### Task goal
Every line below that holds the string "FACIT" should be copied.

--- --- ---

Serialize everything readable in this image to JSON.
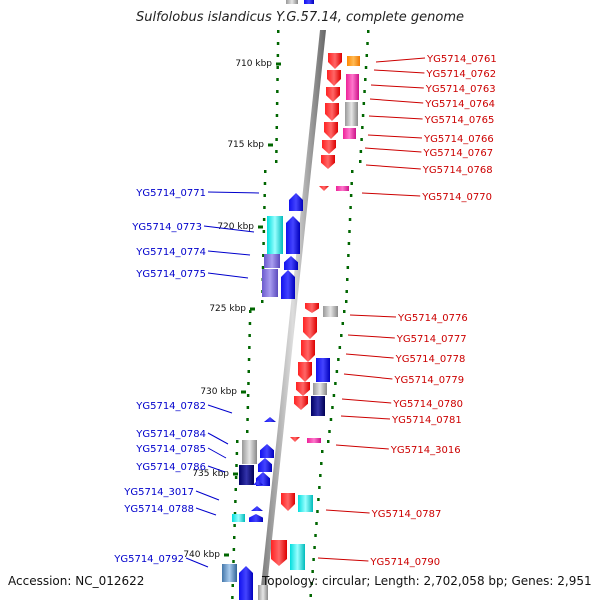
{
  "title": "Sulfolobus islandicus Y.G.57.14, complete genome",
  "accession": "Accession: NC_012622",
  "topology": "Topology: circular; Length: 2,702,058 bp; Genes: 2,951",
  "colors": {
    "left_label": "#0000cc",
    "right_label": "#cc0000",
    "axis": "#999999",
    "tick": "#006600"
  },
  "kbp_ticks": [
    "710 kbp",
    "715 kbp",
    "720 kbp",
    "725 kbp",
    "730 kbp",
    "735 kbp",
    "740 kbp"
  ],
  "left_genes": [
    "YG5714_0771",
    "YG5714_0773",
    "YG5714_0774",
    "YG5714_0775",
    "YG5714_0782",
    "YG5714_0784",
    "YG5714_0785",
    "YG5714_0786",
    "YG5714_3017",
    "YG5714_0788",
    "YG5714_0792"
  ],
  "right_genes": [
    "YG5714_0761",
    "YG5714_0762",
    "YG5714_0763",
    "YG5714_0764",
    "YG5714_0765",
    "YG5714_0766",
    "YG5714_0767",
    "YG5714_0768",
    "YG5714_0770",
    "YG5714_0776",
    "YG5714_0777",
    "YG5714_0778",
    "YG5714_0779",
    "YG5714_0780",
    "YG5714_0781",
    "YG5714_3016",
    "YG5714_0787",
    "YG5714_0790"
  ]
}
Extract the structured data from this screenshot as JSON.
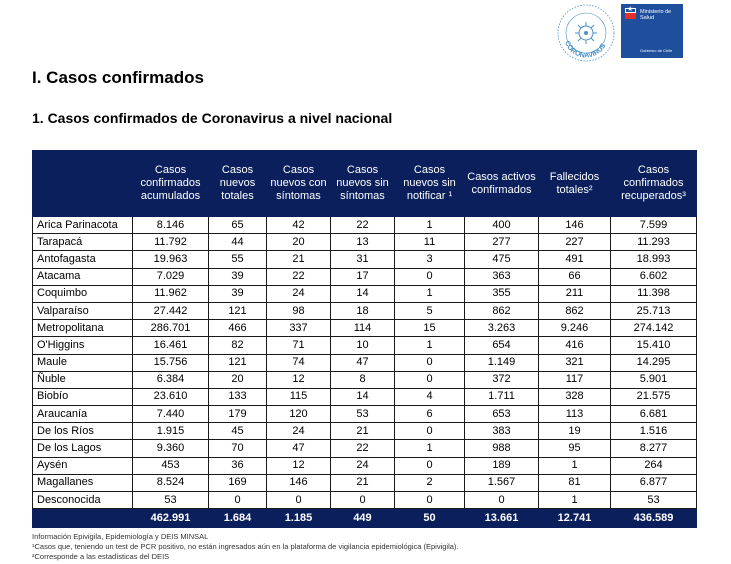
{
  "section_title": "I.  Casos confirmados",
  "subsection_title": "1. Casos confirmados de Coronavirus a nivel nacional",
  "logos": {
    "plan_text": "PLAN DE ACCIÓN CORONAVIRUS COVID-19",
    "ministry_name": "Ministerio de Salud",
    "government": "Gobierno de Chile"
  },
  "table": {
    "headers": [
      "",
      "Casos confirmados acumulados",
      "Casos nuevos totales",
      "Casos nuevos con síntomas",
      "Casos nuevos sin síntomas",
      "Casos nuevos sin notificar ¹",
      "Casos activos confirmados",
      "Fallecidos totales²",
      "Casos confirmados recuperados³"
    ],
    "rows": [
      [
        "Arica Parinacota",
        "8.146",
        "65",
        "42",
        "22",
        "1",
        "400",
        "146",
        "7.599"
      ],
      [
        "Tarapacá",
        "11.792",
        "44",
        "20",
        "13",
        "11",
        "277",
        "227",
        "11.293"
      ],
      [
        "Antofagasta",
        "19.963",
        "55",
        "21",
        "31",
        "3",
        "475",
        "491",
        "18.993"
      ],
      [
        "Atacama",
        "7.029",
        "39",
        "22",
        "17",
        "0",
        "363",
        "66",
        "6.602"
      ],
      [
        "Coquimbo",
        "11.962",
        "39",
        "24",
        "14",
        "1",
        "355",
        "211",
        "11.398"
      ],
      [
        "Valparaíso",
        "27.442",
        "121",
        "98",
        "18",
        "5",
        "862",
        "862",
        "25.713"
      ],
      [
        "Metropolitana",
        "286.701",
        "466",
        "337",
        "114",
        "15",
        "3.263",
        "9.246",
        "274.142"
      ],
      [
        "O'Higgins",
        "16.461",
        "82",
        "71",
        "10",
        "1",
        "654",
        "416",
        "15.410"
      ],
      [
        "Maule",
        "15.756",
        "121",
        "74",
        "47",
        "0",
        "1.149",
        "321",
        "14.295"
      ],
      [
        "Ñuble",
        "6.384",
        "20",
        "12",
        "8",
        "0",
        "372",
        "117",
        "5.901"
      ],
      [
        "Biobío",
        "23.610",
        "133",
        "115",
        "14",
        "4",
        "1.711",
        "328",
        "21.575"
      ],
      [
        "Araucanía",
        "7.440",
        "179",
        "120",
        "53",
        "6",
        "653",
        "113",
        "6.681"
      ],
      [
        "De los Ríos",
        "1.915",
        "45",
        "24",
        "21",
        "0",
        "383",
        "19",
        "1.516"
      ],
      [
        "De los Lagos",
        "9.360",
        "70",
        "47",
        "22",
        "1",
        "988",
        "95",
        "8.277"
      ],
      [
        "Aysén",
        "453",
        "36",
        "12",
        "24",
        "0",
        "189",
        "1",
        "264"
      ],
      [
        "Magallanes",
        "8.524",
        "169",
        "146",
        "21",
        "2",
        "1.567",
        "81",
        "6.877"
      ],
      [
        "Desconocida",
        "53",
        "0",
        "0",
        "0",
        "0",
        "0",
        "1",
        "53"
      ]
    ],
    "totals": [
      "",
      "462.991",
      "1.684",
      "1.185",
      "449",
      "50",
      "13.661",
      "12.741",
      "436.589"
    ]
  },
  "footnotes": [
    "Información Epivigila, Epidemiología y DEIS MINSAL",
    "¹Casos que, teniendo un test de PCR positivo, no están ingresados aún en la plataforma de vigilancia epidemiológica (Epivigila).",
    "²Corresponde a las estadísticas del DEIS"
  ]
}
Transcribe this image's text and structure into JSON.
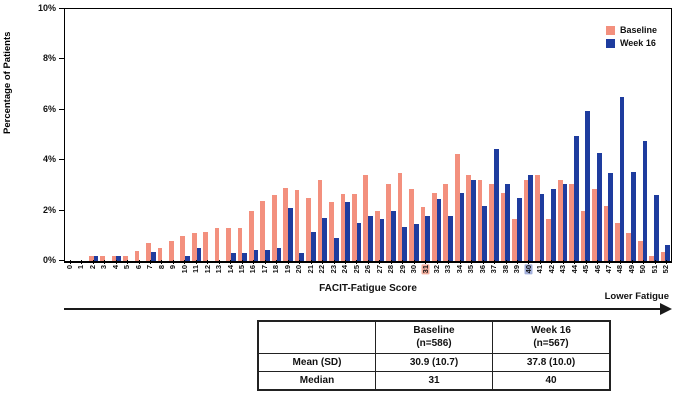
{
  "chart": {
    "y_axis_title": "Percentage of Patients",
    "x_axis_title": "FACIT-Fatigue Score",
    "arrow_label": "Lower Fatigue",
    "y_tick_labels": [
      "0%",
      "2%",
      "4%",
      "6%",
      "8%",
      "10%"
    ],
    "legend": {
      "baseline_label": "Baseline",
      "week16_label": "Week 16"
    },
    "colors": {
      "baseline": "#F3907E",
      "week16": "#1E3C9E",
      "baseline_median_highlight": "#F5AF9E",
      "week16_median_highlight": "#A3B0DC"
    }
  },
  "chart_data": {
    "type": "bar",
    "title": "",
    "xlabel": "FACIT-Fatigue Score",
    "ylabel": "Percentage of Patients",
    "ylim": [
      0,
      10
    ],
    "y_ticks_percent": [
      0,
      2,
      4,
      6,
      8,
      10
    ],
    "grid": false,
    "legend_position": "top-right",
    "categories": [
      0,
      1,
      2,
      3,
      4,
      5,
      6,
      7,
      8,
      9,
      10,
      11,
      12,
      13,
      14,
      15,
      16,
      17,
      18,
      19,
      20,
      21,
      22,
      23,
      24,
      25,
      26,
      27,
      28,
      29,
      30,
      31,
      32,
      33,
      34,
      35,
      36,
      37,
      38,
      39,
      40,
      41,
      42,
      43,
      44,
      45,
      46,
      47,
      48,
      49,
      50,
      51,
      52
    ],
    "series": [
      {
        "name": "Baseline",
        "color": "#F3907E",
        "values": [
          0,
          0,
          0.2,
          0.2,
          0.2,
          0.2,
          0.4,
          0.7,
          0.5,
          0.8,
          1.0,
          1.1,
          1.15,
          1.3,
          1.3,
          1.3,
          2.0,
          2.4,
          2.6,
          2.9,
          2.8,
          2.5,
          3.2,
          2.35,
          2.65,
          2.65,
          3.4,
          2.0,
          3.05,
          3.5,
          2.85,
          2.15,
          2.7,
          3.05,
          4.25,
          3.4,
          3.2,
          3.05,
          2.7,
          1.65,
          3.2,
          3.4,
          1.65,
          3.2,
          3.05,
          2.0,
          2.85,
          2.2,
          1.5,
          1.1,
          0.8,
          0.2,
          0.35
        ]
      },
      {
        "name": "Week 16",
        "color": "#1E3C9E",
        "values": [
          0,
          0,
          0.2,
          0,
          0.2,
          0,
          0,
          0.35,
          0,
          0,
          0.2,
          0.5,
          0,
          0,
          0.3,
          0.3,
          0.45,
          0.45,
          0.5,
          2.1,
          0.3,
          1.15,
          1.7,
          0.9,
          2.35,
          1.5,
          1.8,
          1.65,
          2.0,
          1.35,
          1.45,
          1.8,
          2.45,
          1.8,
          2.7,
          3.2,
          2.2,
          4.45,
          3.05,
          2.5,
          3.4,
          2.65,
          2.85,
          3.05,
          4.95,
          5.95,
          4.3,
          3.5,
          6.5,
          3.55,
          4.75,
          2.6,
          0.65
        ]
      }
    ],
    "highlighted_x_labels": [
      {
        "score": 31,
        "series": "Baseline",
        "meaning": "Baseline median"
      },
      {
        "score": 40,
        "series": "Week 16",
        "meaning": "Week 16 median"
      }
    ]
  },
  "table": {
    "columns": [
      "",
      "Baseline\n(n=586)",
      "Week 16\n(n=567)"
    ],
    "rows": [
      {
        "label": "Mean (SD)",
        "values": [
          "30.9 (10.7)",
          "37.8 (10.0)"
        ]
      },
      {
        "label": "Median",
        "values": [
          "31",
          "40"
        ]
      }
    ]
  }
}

--- --- ---

### Your response
    "x_axis_title": "FACIT-Fatigue Score",
    "xlabel": "FACIT-Fatigue Score",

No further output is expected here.